### JOB
Without including any images, reproduce each entry exactly.

[Stored data]
○ ○ ○ ○ ○
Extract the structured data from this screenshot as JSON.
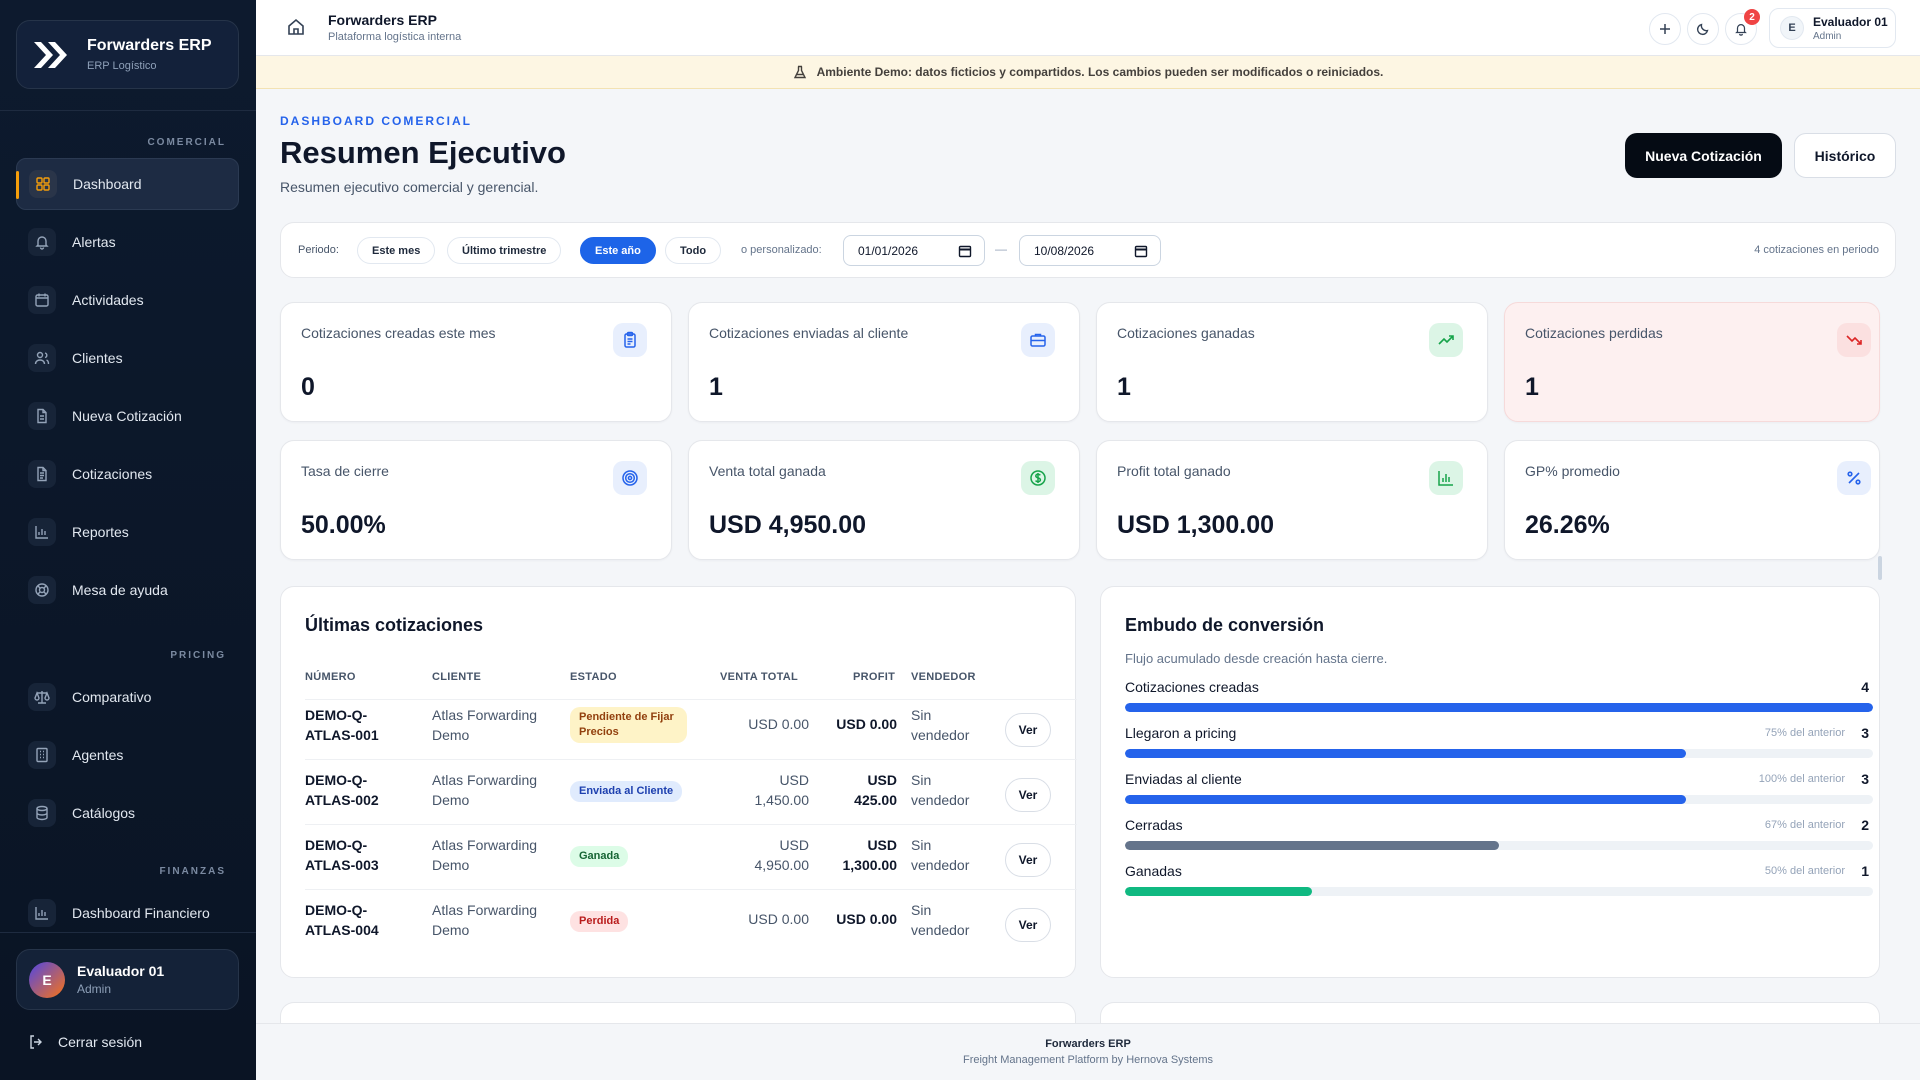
{
  "brand": {
    "title": "Forwarders ERP",
    "subtitle": "ERP Logístico"
  },
  "sidebar": {
    "sections": {
      "comercial": "COMERCIAL",
      "pricing": "PRICING",
      "finanzas": "FINANZAS"
    },
    "items": [
      {
        "label": "Dashboard",
        "icon": "grid-icon",
        "active": true
      },
      {
        "label": "Alertas",
        "icon": "bell-icon"
      },
      {
        "label": "Actividades",
        "icon": "calendar-icon"
      },
      {
        "label": "Clientes",
        "icon": "users-icon"
      },
      {
        "label": "Nueva Cotización",
        "icon": "file-icon"
      },
      {
        "label": "Cotizaciones",
        "icon": "file-text-icon"
      },
      {
        "label": "Reportes",
        "icon": "bar-chart-icon"
      },
      {
        "label": "Mesa de ayuda",
        "icon": "lifebuoy-icon"
      },
      {
        "label": "Comparativo",
        "icon": "scale-icon"
      },
      {
        "label": "Agentes",
        "icon": "building-icon"
      },
      {
        "label": "Catálogos",
        "icon": "database-icon"
      },
      {
        "label": "Dashboard Financiero",
        "icon": "bar-chart-icon"
      }
    ],
    "user": {
      "initial": "E",
      "name": "Evaluador 01",
      "role": "Admin"
    },
    "logout": "Cerrar sesión"
  },
  "header": {
    "title": "Forwarders ERP",
    "subtitle": "Plataforma logística interna",
    "notifications": "2",
    "user": {
      "initial": "E",
      "name": "Evaluador 01",
      "role": "Admin"
    }
  },
  "banner": "Ambiente Demo: datos ficticios y compartidos. Los cambios pueden ser modificados o reiniciados.",
  "page": {
    "eyebrow": "DASHBOARD COMERCIAL",
    "title": "Resumen Ejecutivo",
    "subtitle": "Resumen ejecutivo comercial y gerencial.",
    "primary_button": "Nueva Cotización",
    "secondary_button": "Histórico"
  },
  "period": {
    "label": "Periodo:",
    "options": [
      "Este mes",
      "Último trimestre",
      "Este año",
      "Todo"
    ],
    "selected": "Este año",
    "custom_label": "o personalizado:",
    "date_from": "01/01/2026",
    "date_to": "10/08/2026",
    "separator": "—",
    "count": "4 cotizaciones en periodo"
  },
  "kpis": [
    {
      "label": "Cotizaciones creadas este mes",
      "value": "0",
      "icon": "clipboard-icon",
      "color": "#2563eb"
    },
    {
      "label": "Cotizaciones enviadas al cliente",
      "value": "1",
      "icon": "briefcase-icon",
      "color": "#2563eb"
    },
    {
      "label": "Cotizaciones ganadas",
      "value": "1",
      "icon": "trending-up-icon",
      "color": "#16a34a"
    },
    {
      "label": "Cotizaciones perdidas",
      "value": "1",
      "icon": "trending-down-icon",
      "color": "#dc2626"
    },
    {
      "label": "Tasa de cierre",
      "value": "50.00%",
      "icon": "target-icon",
      "color": "#2563eb"
    },
    {
      "label": "Venta total ganada",
      "value": "USD 4,950.00",
      "icon": "dollar-icon",
      "color": "#16a34a"
    },
    {
      "label": "Profit total ganado",
      "value": "USD 1,300.00",
      "icon": "bar-chart-icon",
      "color": "#16a34a"
    },
    {
      "label": "GP% promedio",
      "value": "26.26%",
      "icon": "percent-icon",
      "color": "#2563eb"
    }
  ],
  "quotes": {
    "title": "Últimas cotizaciones",
    "columns": [
      "NÚMERO",
      "CLIENTE",
      "ESTADO",
      "VENTA TOTAL",
      "PROFIT",
      "VENDEDOR"
    ],
    "action_label": "Ver",
    "rows": [
      {
        "number": [
          "DEMO-Q-",
          "ATLAS-001"
        ],
        "client": [
          "Atlas Forwarding",
          "Demo"
        ],
        "status": [
          "Pendiente de Fijar",
          "Precios"
        ],
        "status_type": "pending",
        "sale": [
          "USD 0.00"
        ],
        "profit": [
          "USD 0.00"
        ],
        "seller": [
          "Sin",
          "vendedor"
        ]
      },
      {
        "number": [
          "DEMO-Q-",
          "ATLAS-002"
        ],
        "client": [
          "Atlas Forwarding",
          "Demo"
        ],
        "status": [
          "Enviada al Cliente"
        ],
        "status_type": "sent",
        "sale": [
          "USD",
          "1,450.00"
        ],
        "profit": [
          "USD",
          "425.00"
        ],
        "seller": [
          "Sin",
          "vendedor"
        ]
      },
      {
        "number": [
          "DEMO-Q-",
          "ATLAS-003"
        ],
        "client": [
          "Atlas Forwarding",
          "Demo"
        ],
        "status": [
          "Ganada"
        ],
        "status_type": "won",
        "sale": [
          "USD",
          "4,950.00"
        ],
        "profit": [
          "USD",
          "1,300.00"
        ],
        "seller": [
          "Sin",
          "vendedor"
        ]
      },
      {
        "number": [
          "DEMO-Q-",
          "ATLAS-004"
        ],
        "client": [
          "Atlas Forwarding",
          "Demo"
        ],
        "status": [
          "Perdida"
        ],
        "status_type": "lost",
        "sale": [
          "USD 0.00"
        ],
        "profit": [
          "USD 0.00"
        ],
        "seller": [
          "Sin",
          "vendedor"
        ]
      }
    ]
  },
  "funnel": {
    "title": "Embudo de conversión",
    "subtitle": "Flujo acumulado desde creación hasta cierre.",
    "max": 4,
    "stages": [
      {
        "label": "Cotizaciones creadas",
        "pct": "",
        "count": 4,
        "color": "#2563eb"
      },
      {
        "label": "Llegaron a pricing",
        "pct": "75% del anterior",
        "count": 3,
        "color": "#2563eb"
      },
      {
        "label": "Enviadas al cliente",
        "pct": "100% del anterior",
        "count": 3,
        "color": "#2563eb"
      },
      {
        "label": "Cerradas",
        "pct": "67% del anterior",
        "count": 2,
        "color": "#64748b"
      },
      {
        "label": "Ganadas",
        "pct": "50% del anterior",
        "count": 1,
        "color": "#10b981"
      }
    ]
  },
  "footer": {
    "title": "Forwarders ERP",
    "subtitle": "Freight Management Platform by Hernova Systems"
  }
}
○ ○ ○ ○ ○
### THE SOLUTION
Extract the structured data from this screenshot as JSON.
{
  "brand": {
    "title": "Forwarders ERP",
    "subtitle": "ERP Logístico"
  },
  "sidebar": {
    "sections": {
      "comercial": "COMERCIAL",
      "pricing": "PRICING",
      "finanzas": "FINANZAS"
    },
    "items": [
      {
        "label": "Dashboard",
        "icon": "grid-icon",
        "active": true
      },
      {
        "label": "Alertas",
        "icon": "bell-icon"
      },
      {
        "label": "Actividades",
        "icon": "calendar-icon"
      },
      {
        "label": "Clientes",
        "icon": "users-icon"
      },
      {
        "label": "Nueva Cotización",
        "icon": "file-icon"
      },
      {
        "label": "Cotizaciones",
        "icon": "file-text-icon"
      },
      {
        "label": "Reportes",
        "icon": "bar-chart-icon"
      },
      {
        "label": "Mesa de ayuda",
        "icon": "lifebuoy-icon"
      },
      {
        "label": "Comparativo",
        "icon": "scale-icon"
      },
      {
        "label": "Agentes",
        "icon": "building-icon"
      },
      {
        "label": "Catálogos",
        "icon": "database-icon"
      },
      {
        "label": "Dashboard Financiero",
        "icon": "bar-chart-icon"
      }
    ],
    "user": {
      "initial": "E",
      "name": "Evaluador 01",
      "role": "Admin"
    },
    "logout": "Cerrar sesión"
  },
  "header": {
    "title": "Forwarders ERP",
    "subtitle": "Plataforma logística interna",
    "notifications": "2",
    "user": {
      "initial": "E",
      "name": "Evaluador 01",
      "role": "Admin"
    }
  },
  "banner": "Ambiente Demo: datos ficticios y compartidos. Los cambios pueden ser modificados o reiniciados.",
  "page": {
    "eyebrow": "DASHBOARD COMERCIAL",
    "title": "Resumen Ejecutivo",
    "subtitle": "Resumen ejecutivo comercial y gerencial.",
    "primary_button": "Nueva Cotización",
    "secondary_button": "Histórico"
  },
  "period": {
    "label": "Periodo:",
    "options": [
      "Este mes",
      "Último trimestre",
      "Este año",
      "Todo"
    ],
    "selected": "Este año",
    "custom_label": "o personalizado:",
    "date_from": "01/01/2026",
    "date_to": "10/08/2026",
    "separator": "—",
    "count": "4 cotizaciones en periodo"
  },
  "kpis": [
    {
      "label": "Cotizaciones creadas este mes",
      "value": "0",
      "icon": "clipboard-icon",
      "color": "#2563eb"
    },
    {
      "label": "Cotizaciones enviadas al cliente",
      "value": "1",
      "icon": "briefcase-icon",
      "color": "#2563eb"
    },
    {
      "label": "Cotizaciones ganadas",
      "value": "1",
      "icon": "trending-up-icon",
      "color": "#16a34a"
    },
    {
      "label": "Cotizaciones perdidas",
      "value": "1",
      "icon": "trending-down-icon",
      "color": "#dc2626"
    },
    {
      "label": "Tasa de cierre",
      "value": "50.00%",
      "icon": "target-icon",
      "color": "#2563eb"
    },
    {
      "label": "Venta total ganada",
      "value": "USD 4,950.00",
      "icon": "dollar-icon",
      "color": "#16a34a"
    },
    {
      "label": "Profit total ganado",
      "value": "USD 1,300.00",
      "icon": "bar-chart-icon",
      "color": "#16a34a"
    },
    {
      "label": "GP% promedio",
      "value": "26.26%",
      "icon": "percent-icon",
      "color": "#2563eb"
    }
  ],
  "quotes": {
    "title": "Últimas cotizaciones",
    "columns": [
      "NÚMERO",
      "CLIENTE",
      "ESTADO",
      "VENTA TOTAL",
      "PROFIT",
      "VENDEDOR"
    ],
    "action_label": "Ver",
    "rows": [
      {
        "number": [
          "DEMO-Q-",
          "ATLAS-001"
        ],
        "client": [
          "Atlas Forwarding",
          "Demo"
        ],
        "status": [
          "Pendiente de Fijar",
          "Precios"
        ],
        "status_type": "pending",
        "sale": [
          "USD 0.00"
        ],
        "profit": [
          "USD 0.00"
        ],
        "seller": [
          "Sin",
          "vendedor"
        ]
      },
      {
        "number": [
          "DEMO-Q-",
          "ATLAS-002"
        ],
        "client": [
          "Atlas Forwarding",
          "Demo"
        ],
        "status": [
          "Enviada al Cliente"
        ],
        "status_type": "sent",
        "sale": [
          "USD",
          "1,450.00"
        ],
        "profit": [
          "USD",
          "425.00"
        ],
        "seller": [
          "Sin",
          "vendedor"
        ]
      },
      {
        "number": [
          "DEMO-Q-",
          "ATLAS-003"
        ],
        "client": [
          "Atlas Forwarding",
          "Demo"
        ],
        "status": [
          "Ganada"
        ],
        "status_type": "won",
        "sale": [
          "USD",
          "4,950.00"
        ],
        "profit": [
          "USD",
          "1,300.00"
        ],
        "seller": [
          "Sin",
          "vendedor"
        ]
      },
      {
        "number": [
          "DEMO-Q-",
          "ATLAS-004"
        ],
        "client": [
          "Atlas Forwarding",
          "Demo"
        ],
        "status": [
          "Perdida"
        ],
        "status_type": "lost",
        "sale": [
          "USD 0.00"
        ],
        "profit": [
          "USD 0.00"
        ],
        "seller": [
          "Sin",
          "vendedor"
        ]
      }
    ]
  },
  "funnel": {
    "title": "Embudo de conversión",
    "subtitle": "Flujo acumulado desde creación hasta cierre.",
    "max": 4,
    "stages": [
      {
        "label": "Cotizaciones creadas",
        "pct": "",
        "count": 4,
        "color": "#2563eb"
      },
      {
        "label": "Llegaron a pricing",
        "pct": "75% del anterior",
        "count": 3,
        "color": "#2563eb"
      },
      {
        "label": "Enviadas al cliente",
        "pct": "100% del anterior",
        "count": 3,
        "color": "#2563eb"
      },
      {
        "label": "Cerradas",
        "pct": "67% del anterior",
        "count": 2,
        "color": "#64748b"
      },
      {
        "label": "Ganadas",
        "pct": "50% del anterior",
        "count": 1,
        "color": "#10b981"
      }
    ]
  },
  "footer": {
    "title": "Forwarders ERP",
    "subtitle": "Freight Management Platform by Hernova Systems"
  }
}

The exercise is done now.